SET TASK » Return the listing below in full, with every line exactly as it is.

INPUT FOR THIS TASK »
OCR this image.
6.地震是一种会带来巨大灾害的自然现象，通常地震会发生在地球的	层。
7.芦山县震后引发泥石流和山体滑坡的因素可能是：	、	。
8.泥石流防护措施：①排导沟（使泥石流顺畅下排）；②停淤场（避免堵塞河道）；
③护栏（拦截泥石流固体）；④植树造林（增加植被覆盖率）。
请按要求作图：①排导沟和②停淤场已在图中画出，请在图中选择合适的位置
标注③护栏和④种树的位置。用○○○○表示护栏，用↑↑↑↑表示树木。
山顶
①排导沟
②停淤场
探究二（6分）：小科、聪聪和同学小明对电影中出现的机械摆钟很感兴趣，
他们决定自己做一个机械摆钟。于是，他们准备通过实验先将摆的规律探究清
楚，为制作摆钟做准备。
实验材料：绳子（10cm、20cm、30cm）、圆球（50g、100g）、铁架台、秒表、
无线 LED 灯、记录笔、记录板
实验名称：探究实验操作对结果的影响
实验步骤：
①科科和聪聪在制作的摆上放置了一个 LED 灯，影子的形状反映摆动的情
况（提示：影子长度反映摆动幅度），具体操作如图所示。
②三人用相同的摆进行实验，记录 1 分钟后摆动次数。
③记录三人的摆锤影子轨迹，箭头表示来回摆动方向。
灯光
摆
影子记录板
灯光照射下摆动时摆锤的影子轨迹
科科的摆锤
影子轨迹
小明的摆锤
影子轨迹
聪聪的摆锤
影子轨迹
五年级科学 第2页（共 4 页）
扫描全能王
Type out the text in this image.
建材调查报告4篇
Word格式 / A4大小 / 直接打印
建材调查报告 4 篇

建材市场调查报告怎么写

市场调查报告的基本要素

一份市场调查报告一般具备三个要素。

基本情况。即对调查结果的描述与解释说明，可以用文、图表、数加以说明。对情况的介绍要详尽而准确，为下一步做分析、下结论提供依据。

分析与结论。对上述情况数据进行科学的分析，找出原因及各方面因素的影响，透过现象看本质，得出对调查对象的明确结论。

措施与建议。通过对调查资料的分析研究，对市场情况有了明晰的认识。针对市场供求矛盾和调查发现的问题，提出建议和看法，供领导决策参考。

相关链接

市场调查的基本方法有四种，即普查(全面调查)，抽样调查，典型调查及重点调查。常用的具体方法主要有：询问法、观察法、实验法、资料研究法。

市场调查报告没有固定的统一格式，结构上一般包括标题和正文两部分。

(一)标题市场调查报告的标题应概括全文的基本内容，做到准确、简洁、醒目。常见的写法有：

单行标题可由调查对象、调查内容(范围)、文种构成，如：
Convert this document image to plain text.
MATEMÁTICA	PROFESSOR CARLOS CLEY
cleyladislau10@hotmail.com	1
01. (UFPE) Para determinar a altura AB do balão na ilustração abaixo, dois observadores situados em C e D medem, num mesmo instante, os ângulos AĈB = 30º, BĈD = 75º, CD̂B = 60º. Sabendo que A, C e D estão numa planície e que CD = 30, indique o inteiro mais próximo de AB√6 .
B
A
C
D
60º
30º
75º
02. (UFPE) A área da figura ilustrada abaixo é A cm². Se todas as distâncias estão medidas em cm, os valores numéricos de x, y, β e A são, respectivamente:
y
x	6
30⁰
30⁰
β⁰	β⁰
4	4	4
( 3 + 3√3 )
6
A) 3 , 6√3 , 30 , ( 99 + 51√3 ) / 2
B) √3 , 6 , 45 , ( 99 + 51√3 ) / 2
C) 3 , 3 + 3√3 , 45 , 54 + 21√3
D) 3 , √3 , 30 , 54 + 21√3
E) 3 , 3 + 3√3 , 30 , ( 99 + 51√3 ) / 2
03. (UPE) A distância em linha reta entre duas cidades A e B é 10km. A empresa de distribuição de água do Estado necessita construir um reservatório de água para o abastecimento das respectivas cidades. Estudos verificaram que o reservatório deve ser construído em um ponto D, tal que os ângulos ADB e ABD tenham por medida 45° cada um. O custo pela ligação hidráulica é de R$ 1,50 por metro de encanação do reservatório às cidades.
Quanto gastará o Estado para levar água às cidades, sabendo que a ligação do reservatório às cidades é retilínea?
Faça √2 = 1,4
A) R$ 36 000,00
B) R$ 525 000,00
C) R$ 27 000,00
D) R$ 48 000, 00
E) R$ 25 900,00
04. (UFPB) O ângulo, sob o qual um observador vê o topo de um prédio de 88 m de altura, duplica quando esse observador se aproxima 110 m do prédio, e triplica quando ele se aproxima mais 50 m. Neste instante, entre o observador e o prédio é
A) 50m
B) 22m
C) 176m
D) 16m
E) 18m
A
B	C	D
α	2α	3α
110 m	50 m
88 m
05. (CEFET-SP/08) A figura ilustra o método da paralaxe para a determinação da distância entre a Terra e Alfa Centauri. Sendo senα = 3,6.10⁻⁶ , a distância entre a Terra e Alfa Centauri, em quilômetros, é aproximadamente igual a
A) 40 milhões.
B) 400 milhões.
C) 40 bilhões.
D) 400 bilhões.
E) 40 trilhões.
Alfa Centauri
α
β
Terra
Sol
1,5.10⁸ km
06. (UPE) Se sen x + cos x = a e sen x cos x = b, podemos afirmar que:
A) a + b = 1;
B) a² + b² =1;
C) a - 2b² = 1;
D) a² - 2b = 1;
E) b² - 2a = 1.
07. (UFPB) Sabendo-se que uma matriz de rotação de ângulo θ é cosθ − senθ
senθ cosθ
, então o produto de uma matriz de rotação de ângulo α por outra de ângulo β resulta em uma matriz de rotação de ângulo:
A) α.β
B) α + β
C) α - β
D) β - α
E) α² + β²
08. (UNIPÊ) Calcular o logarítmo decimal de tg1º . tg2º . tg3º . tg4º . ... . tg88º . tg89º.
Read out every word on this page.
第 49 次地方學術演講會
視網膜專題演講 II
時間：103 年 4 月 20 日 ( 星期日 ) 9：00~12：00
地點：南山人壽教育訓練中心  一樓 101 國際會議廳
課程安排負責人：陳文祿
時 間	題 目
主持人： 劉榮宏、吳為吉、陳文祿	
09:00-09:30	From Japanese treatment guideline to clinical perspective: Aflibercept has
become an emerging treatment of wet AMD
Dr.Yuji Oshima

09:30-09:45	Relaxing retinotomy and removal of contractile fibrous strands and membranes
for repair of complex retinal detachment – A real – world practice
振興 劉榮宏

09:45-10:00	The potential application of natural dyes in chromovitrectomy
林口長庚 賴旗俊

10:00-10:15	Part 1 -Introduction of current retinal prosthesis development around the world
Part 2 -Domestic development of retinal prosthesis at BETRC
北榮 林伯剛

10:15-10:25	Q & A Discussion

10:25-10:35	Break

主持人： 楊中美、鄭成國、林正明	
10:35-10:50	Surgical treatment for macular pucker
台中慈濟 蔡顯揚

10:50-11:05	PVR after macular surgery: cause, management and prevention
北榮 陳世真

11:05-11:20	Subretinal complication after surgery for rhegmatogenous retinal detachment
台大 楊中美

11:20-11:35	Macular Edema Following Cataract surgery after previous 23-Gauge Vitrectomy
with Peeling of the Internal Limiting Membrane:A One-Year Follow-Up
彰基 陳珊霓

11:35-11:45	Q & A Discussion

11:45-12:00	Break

ANSWER FOR THIS EXERCISE »
OCR this image.
6.地震是一种会带来巨大灾害的自然现象，通常地震会发生在地球的	层。
7.芦山县震后引发泥石流和山体滑坡的因素可能是：	、	。
8.泥石流防护措施：①排导沟（使泥石流顺畅下排）；②停淤场（避免堵塞河道）；
③护栏（拦截泥石流固体）；④植树造林（增加植被覆盖率）。
请按要求作图：①排导沟和②停淤场已在图中画出，请在图中选择合适的位置
标注③护栏和④种树的位置。用○○○○表示护栏，用↑↑↑↑表示树木。
山顶
①排导沟
②停淤场
探究二（6分）：小科、聪聪和同学小明对电影中出现的机械摆钟很感兴趣，
他们决定自己做一个机械摆钟。于是，他们准备通过实验先将摆的规律探究清
楚，为制作摆钟做准备。
实验材料：绳子（10cm、20cm、30cm）、圆球（50g、100g）、铁架台、秒表、
无线 LED 灯、记录笔、记录板
实验名称：探究实验操作对结果的影响
实验步骤：
①科科和聪聪在制作的摆上放置了一个 LED 灯，影子的形状反映摆动的情
况（提示：影子长度反映摆动幅度），具体操作如图所示。
②三人用相同的摆进行实验，记录 1 分钟后摆动次数。
③记录三人的摆锤影子轨迹，箭头表示来回摆动方向。
灯光
摆
影子记录板
灯光照射下摆动时摆锤的影子轨迹
科科的摆锤
影子轨迹
小明的摆锤
影子轨迹
聪聪的摆锤
影子轨迹
五年级科学 第2页（共 4 页）
扫描全能王
Type out the text in this image.
建材调查报告4篇
Word格式 / A4大小 / 直接打印
建材调查报告 4 篇

建材市场调查报告怎么写

市场调查报告的基本要素

一份市场调查报告一般具备三个要素。

基本情况。即对调查结果的描述与解释说明，可以用文、图表、数加以说明。对情况的介绍要详尽而准确，为下一步做分析、下结论提供依据。

分析与结论。对上述情况数据进行科学的分析，找出原因及各方面因素的影响，透过现象看本质，得出对调查对象的明确结论。

措施与建议。通过对调查资料的分析研究，对市场情况有了明晰的认识。针对市场供求矛盾和调查发现的问题，提出建议和看法，供领导决策参考。

相关链接

市场调查的基本方法有四种，即普查(全面调查)，抽样调查，典型调查及重点调查。常用的具体方法主要有：询问法、观察法、实验法、资料研究法。

市场调查报告没有固定的统一格式，结构上一般包括标题和正文两部分。

(一)标题市场调查报告的标题应概括全文的基本内容，做到准确、简洁、醒目。常见的写法有：

单行标题可由调查对象、调查内容(范围)、文种构成，如：
Convert this document image to plain text.
MATEMÁTICA	PROFESSOR CARLOS CLEY
cleyladislau10@hotmail.com	1
01. (UFPE) Para determinar a altura AB do balão na ilustração abaixo, dois observadores situados em C e D medem, num mesmo instante, os ângulos AĈB = 30º, BĈD = 75º, CD̂B = 60º. Sabendo que A, C e D estão numa planície e que CD = 30, indique o inteiro mais próximo de AB√6 .
B
A
C
D
60º
30º
75º
02. (UFPE) A área da figura ilustrada abaixo é A cm². Se todas as distâncias estão medidas em cm, os valores numéricos de x, y, β e A são, respectivamente:
y
x	6
30⁰
30⁰
β⁰	β⁰
4	4	4
( 3 + 3√3 )
6
A) 3 , 6√3 , 30 , ( 99 + 51√3 ) / 2
B) √3 , 6 , 45 , ( 99 + 51√3 ) / 2
C) 3 , 3 + 3√3 , 45 , 54 + 21√3
D) 3 , √3 , 30 , 54 + 21√3
E) 3 , 3 + 3√3 , 30 , ( 99 + 51√3 ) / 2
03. (UPE) A distância em linha reta entre duas cidades A e B é 10km. A empresa de distribuição de água do Estado necessita construir um reservatório de água para o abastecimento das respectivas cidades. Estudos verificaram que o reservatório deve ser construído em um ponto D, tal que os ângulos ADB e ABD tenham por medida 45° cada um. O custo pela ligação hidráulica é de R$ 1,50 por metro de encanação do reservatório às cidades.
Quanto gastará o Estado para levar água às cidades, sabendo que a ligação do reservatório às cidades é retilínea?
Faça √2 = 1,4
A) R$ 36 000,00
B) R$ 525 000,00
C) R$ 27 000,00
D) R$ 48 000, 00
E) R$ 25 900,00
04. (UFPB) O ângulo, sob o qual um observador vê o topo de um prédio de 88 m de altura, duplica quando esse observador se aproxima 110 m do prédio, e triplica quando ele se aproxima mais 50 m. Neste instante, entre o observador e o prédio é
A) 50m
B) 22m
C) 176m
D) 16m
E) 18m
A
B	C	D
α	2α	3α
110 m	50 m
88 m
05. (CEFET-SP/08) A figura ilustra o método da paralaxe para a determinação da distância entre a Terra e Alfa Centauri. Sendo senα = 3,6.10⁻⁶ , a distância entre a Terra e Alfa Centauri, em quilômetros, é aproximadamente igual a
A) 40 milhões.
B) 400 milhões.
C) 40 bilhões.
D) 400 bilhões.
E) 40 trilhões.
Alfa Centauri
α
β
Terra
Sol
1,5.10⁸ km
06. (UPE) Se sen x + cos x = a e sen x cos x = b, podemos afirmar que:
A) a + b = 1;
B) a² + b² =1;
C) a - 2b² = 1;
D) a² - 2b = 1;
E) b² - 2a = 1.
07. (UFPB) Sabendo-se que uma matriz de rotação de ângulo θ é cosθ − senθ
senθ cosθ
, então o produto de uma matriz de rotação de ângulo α por outra de ângulo β resulta em uma matriz de rotação de ângulo:
A) α.β
B) α + β
C) α - β
D) β - α
E) α² + β²
08. (UNIPÊ) Calcular o logarítmo decimal de tg1º . tg2º . tg3º . tg4º . ... . tg88º . tg89º.
Read out every word on this page.
第 49 次地方學術演講會
視網膜專題演講 II
時間：103 年 4 月 20 日 ( 星期日 ) 9：00~12：00
地點：南山人壽教育訓練中心  一樓 101 國際會議廳
課程安排負責人：陳文祿
時 間	題 目
主持人： 劉榮宏、吳為吉、陳文祿	
09:00-09:30	From Japanese treatment guideline to clinical perspective: Aflibercept has
become an emerging treatment of wet AMD
Dr.Yuji Oshima

09:30-09:45	Relaxing retinotomy and removal of contractile fibrous strands and membranes
for repair of complex retinal detachment – A real – world practice
振興 劉榮宏

09:45-10:00	The potential application of natural dyes in chromovitrectomy
林口長庚 賴旗俊

10:00-10:15	Part 1 -Introduction of current retinal prosthesis development around the world
Part 2 -Domestic development of retinal prosthesis at BETRC
北榮 林伯剛

10:15-10:25	Q & A Discussion

10:25-10:35	Break

主持人： 楊中美、鄭成國、林正明	
10:35-10:50	Surgical treatment for macular pucker
台中慈濟 蔡顯揚

10:50-11:05	PVR after macular surgery: cause, management and prevention
北榮 陳世真

11:05-11:20	Subretinal complication after surgery for rhegmatogenous retinal detachment
台大 楊中美

11:20-11:35	Macular Edema Following Cataract surgery after previous 23-Gauge Vitrectomy
with Peeling of the Internal Limiting Membrane:A One-Year Follow-Up
彰基 陳珊霓

11:35-11:45	Q & A Discussion

11:45-12:00	Break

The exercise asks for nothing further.